**GIVEN PROBLEM**
Reproduce the transcript excerpt starting at the words "There is going" and stopping after "particular submarine cable?", with "submarine cable" renamed to "undersea cable" throughout.

**PAGE EXCERPT**
★ ★ ★ ★ ★ ★ ★
They're available up on GitLab. They have a repository there. So people could take a look at that and see and provide additional information.
There is going to be another part of the blog post or another blog post that they intend to be posting up on our site, which we'll look at.
It's more of a resilience... I haven't seen it, but from what I gather, they're going to be using another resilience analysis tool to look at how do these all work together.
So we'll have to see.
Yeah. It's always a question I've gotten frequently is, can you tell if traffic is going over a particular submarine cable?
And oftentimes it's no, but I'll have to dig into this more as well.
Yeah. I mean, I think they're making an attempt at it and trying to figure out how did this go, trying to answer that question.
Which cable is this actually going across? Right. And that's harder to do, certainly, I think, when there's multiple cables that you can look at.
I know that Doug Midori has done some work in the past kind of watching latencies between point A and point B when there's the expectation that a new cable between those two points is going to be turned up.
And when the latency drops from most likely satellite to most likely fiber, you can kind of tell that they've started moving the traffic over.
Yeah. Yeah. Actually, right above that map that you have on there with the lines, it tells about the data point, their data set is 235 million trace routes collected by RIPE Atlas and CATA over 15 days in March, 2022.
So that was what they- That's a good data set. Yeah. Yeah. That's fairly substantial.
So we're then talking a little bit just to, I think, close out the submarine cable bit section.
We talked a little bit about resilience. So part of the- There we go.
Part of the examination that you did with this West Africa outage was looked at the Internet Resilience Index scores for the various impacted countries.
Right. Exactly. So one of the things that we have on our Pulse site is what we call our Internet Resilience Index or IRI.
And if you go to pulse .Internetresilience.org and you go to the resilience tab, you can go and see this and you can find the resilience score for your particular country or network or things like that.
★ ★ ★ ★ ★ ★ ★
**SOURCE MATERIAL**
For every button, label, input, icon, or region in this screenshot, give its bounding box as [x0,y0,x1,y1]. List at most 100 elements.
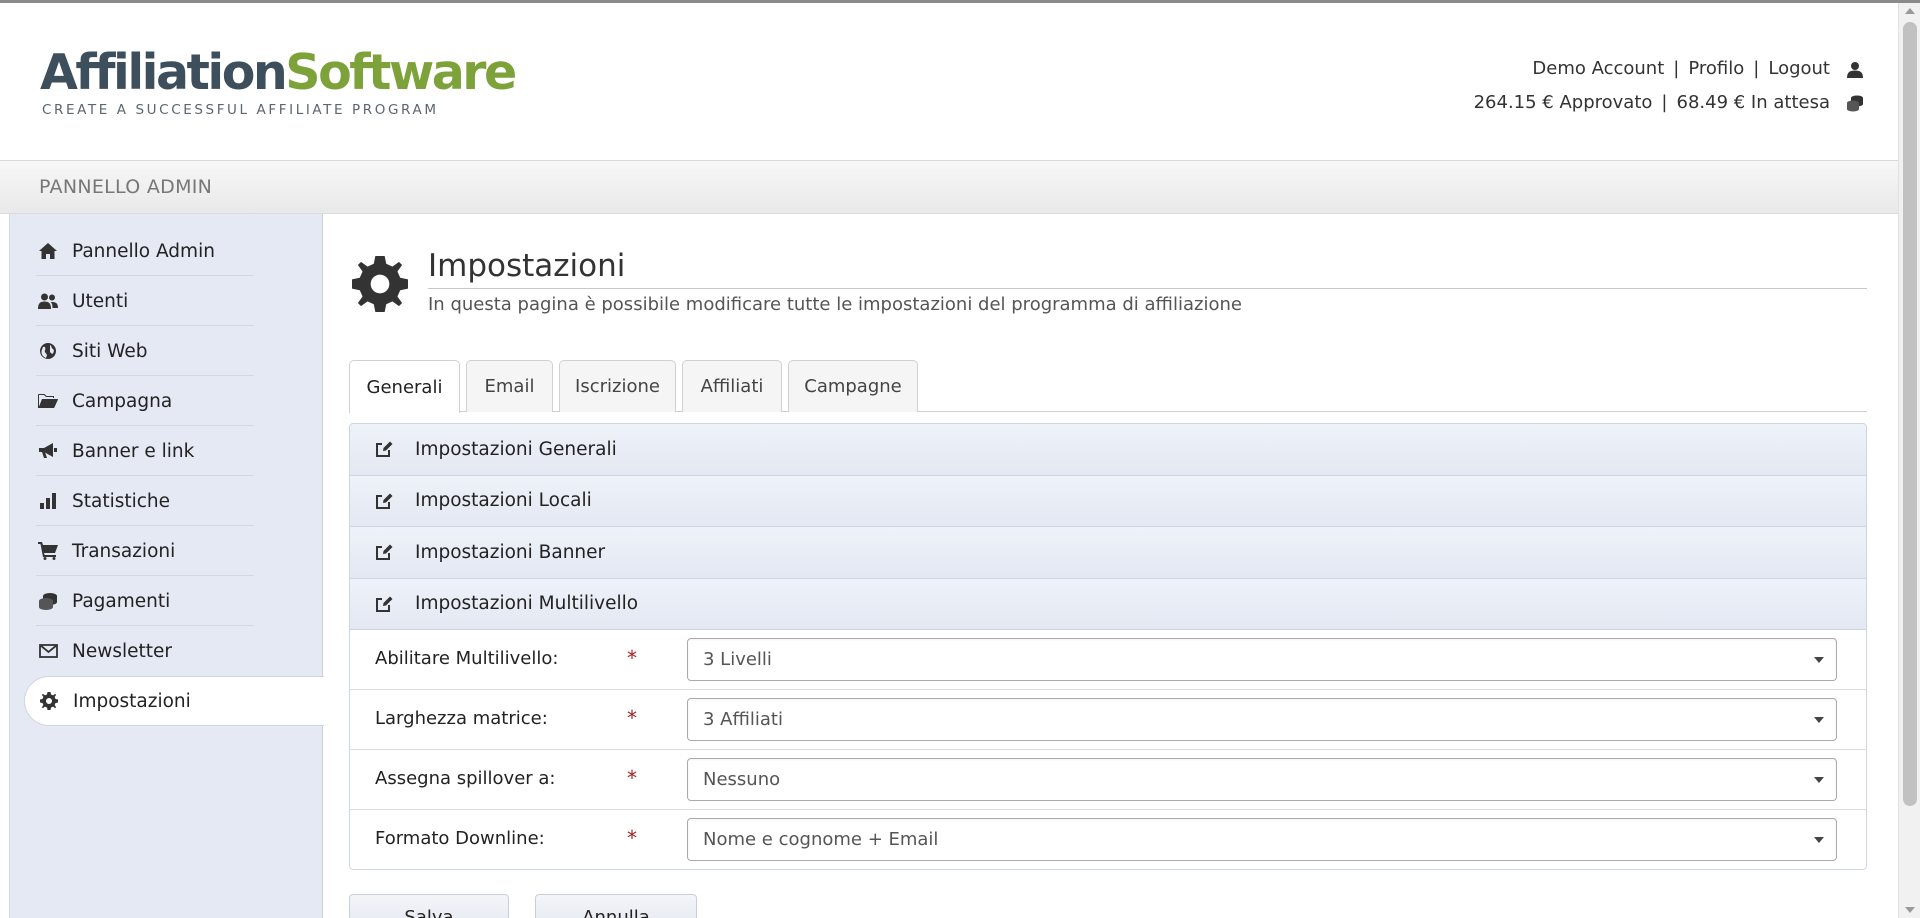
★ ★ ★ ★ ★ ★ ★
**CORRECT RESULT**
There is going to be another part of the blog post or another blog post that they intend to be posting up on our site, which we'll look at.
It's more of a resilience... I haven't seen it, but from what I gather, they're going to be using another resilience analysis tool to look at how do these all work together.
So we'll have to see.
Yeah. It's always a question I've gotten frequently is, can you tell if traffic is going over a particular undersea cable?